-- Begin RECORD EXTRACTS --

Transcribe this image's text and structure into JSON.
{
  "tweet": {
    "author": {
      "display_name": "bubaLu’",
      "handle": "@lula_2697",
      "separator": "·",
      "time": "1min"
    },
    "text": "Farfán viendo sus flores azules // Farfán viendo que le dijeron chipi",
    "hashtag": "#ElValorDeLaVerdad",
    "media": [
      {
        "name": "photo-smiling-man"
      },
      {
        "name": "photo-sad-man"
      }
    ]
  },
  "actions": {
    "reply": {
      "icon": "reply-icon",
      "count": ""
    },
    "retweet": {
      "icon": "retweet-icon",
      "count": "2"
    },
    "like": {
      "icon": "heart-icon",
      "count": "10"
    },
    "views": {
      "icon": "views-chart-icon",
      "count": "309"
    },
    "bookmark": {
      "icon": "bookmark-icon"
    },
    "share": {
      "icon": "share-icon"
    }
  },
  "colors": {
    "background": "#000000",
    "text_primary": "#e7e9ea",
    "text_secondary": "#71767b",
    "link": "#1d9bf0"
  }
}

-- End RECORD EXTRACTS --

Retype the listing exactly, in full.

Transcribe this image's text and structure into JSON.
{
  "tweet": {
    "author": {
      "display_name": "bubaLu’",
      "handle": "@lula_2697",
      "separator": "·",
      "time": "1min"
    },
    "text": "Farfán viendo sus flores azules // Farfán viendo que le dijeron chipi",
    "hashtag": "#ElValorDeLaVerdad",
    "media": [
      {
        "name": "photo-smiling-man"
      },
      {
        "name": "photo-sad-man"
      }
    ]
  },
  "actions": {
    "reply": {
      "icon": "reply-icon",
      "count": ""
    },
    "retweet": {
      "icon": "retweet-icon",
      "count": "2"
    },
    "like": {
      "icon": "heart-icon",
      "count": "10"
    },
    "views": {
      "icon": "views-chart-icon",
      "count": "309"
    },
    "bookmark": {
      "icon": "bookmark-icon"
    },
    "share": {
      "icon": "share-icon"
    }
  },
  "colors": {
    "background": "#000000",
    "text_primary": "#e7e9ea",
    "text_secondary": "#71767b",
    "link": "#1d9bf0"
  }
}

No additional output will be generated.